# [Prompt]
Write out the entire listing below exactly, with the pictures left out.

# [Source data]
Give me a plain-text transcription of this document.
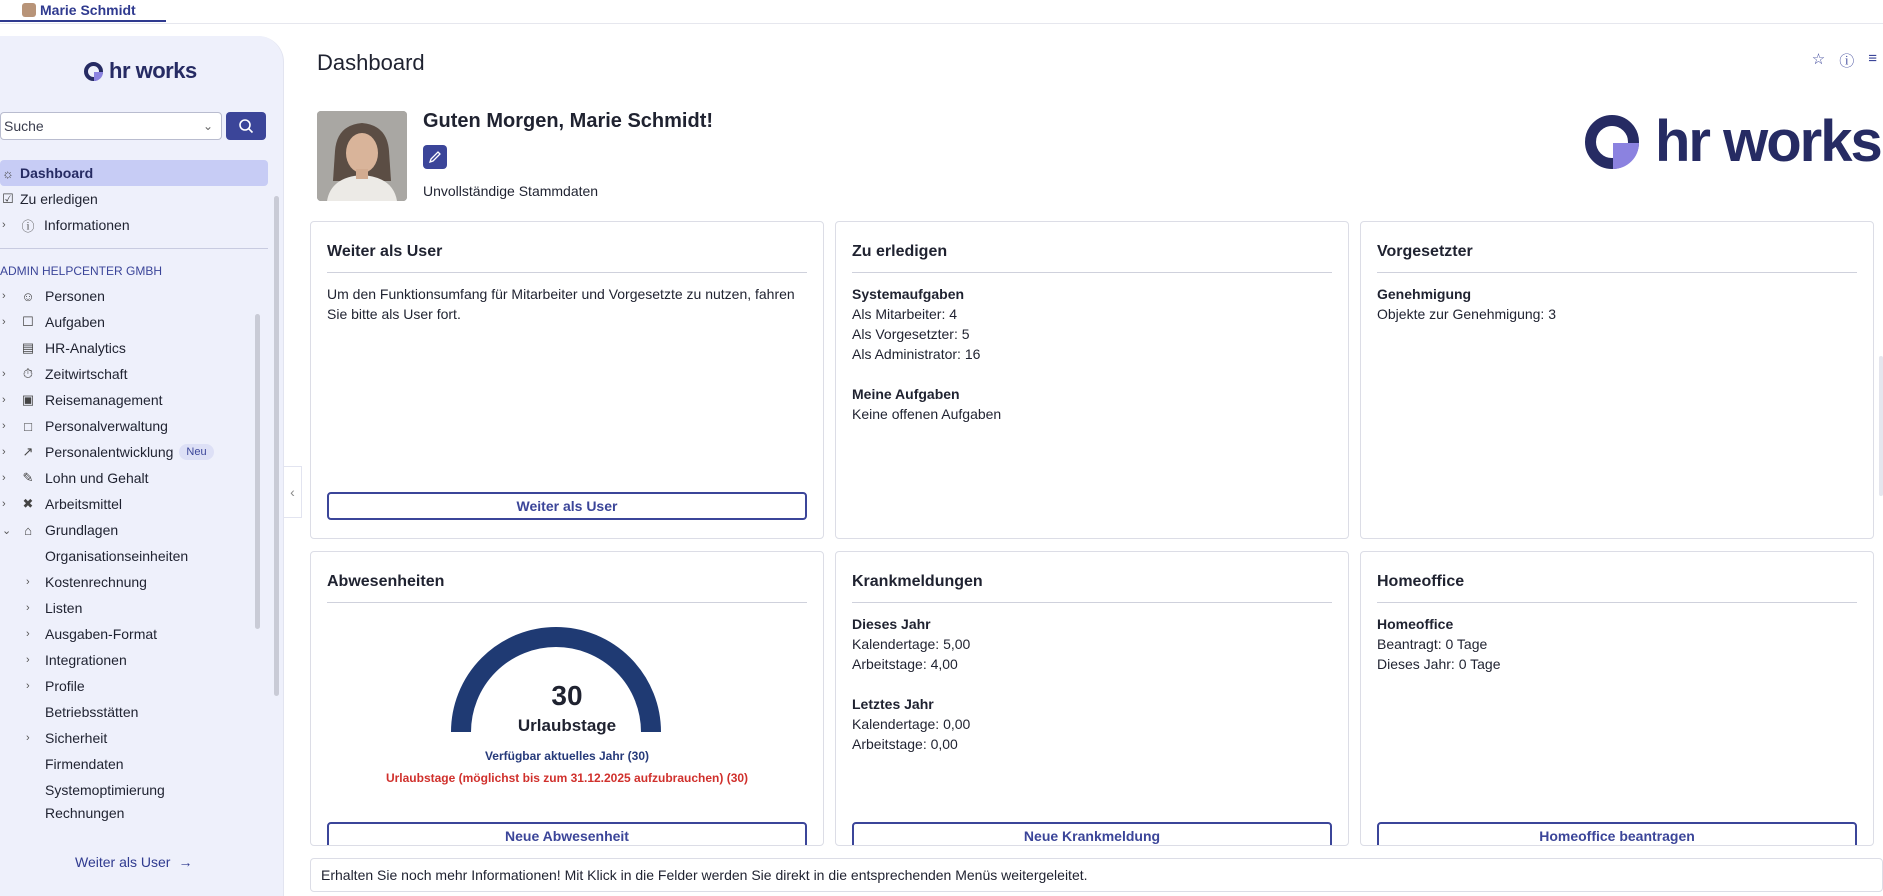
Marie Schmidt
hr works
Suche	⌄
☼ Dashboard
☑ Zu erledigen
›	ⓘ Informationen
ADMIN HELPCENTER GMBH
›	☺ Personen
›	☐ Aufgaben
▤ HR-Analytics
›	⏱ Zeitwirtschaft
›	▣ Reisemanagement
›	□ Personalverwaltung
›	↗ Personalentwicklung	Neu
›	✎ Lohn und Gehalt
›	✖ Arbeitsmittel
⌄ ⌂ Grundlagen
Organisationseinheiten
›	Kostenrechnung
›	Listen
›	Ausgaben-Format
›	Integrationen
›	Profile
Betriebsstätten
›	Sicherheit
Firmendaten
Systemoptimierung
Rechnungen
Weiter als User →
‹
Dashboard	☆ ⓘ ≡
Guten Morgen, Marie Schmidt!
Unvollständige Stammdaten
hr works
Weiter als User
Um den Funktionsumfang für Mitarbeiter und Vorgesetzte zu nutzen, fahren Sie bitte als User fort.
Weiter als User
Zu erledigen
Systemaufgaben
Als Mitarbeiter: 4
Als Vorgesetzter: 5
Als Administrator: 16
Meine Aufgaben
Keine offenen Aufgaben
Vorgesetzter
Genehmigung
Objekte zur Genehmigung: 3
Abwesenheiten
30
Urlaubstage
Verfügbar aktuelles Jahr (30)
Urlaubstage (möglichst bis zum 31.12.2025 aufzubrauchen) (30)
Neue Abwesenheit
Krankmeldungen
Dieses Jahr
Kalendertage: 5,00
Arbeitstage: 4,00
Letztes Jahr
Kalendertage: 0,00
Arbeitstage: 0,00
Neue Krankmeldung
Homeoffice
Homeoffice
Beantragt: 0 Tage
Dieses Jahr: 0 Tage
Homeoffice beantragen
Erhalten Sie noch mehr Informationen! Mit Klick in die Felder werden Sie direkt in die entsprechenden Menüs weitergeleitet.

# [Full solution]
Give me a plain-text transcription of this document.
Marie Schmidt
hr works
Suche	⌄
☼ Dashboard
☑ Zu erledigen
›	ⓘ Informationen
ADMIN HELPCENTER GMBH
›	☺ Personen
›	☐ Aufgaben
▤ HR-Analytics
›	⏱ Zeitwirtschaft
›	▣ Reisemanagement
›	□ Personalverwaltung
›	↗ Personalentwicklung	Neu
›	✎ Lohn und Gehalt
›	✖ Arbeitsmittel
⌄ ⌂ Grundlagen
Organisationseinheiten
›	Kostenrechnung
›	Listen
›	Ausgaben-Format
›	Integrationen
›	Profile
Betriebsstätten
›	Sicherheit
Firmendaten
Systemoptimierung
Rechnungen
Weiter als User →
‹
Dashboard	☆ ⓘ ≡
Guten Morgen, Marie Schmidt!
Unvollständige Stammdaten
hr works
Weiter als User
Um den Funktionsumfang für Mitarbeiter und Vorgesetzte zu nutzen, fahren Sie bitte als User fort.
Weiter als User
Zu erledigen
Systemaufgaben
Als Mitarbeiter: 4
Als Vorgesetzter: 5
Als Administrator: 16
Meine Aufgaben
Keine offenen Aufgaben
Vorgesetzter
Genehmigung
Objekte zur Genehmigung: 3
Abwesenheiten
30
Urlaubstage
Verfügbar aktuelles Jahr (30)
Urlaubstage (möglichst bis zum 31.12.2025 aufzubrauchen) (30)
Neue Abwesenheit
Krankmeldungen
Dieses Jahr
Kalendertage: 5,00
Arbeitstage: 4,00
Letztes Jahr
Kalendertage: 0,00
Arbeitstage: 0,00
Neue Krankmeldung
Homeoffice
Homeoffice
Beantragt: 0 Tage
Dieses Jahr: 0 Tage
Homeoffice beantragen
Erhalten Sie noch mehr Informationen! Mit Klick in die Felder werden Sie direkt in die entsprechenden Menüs weitergeleitet.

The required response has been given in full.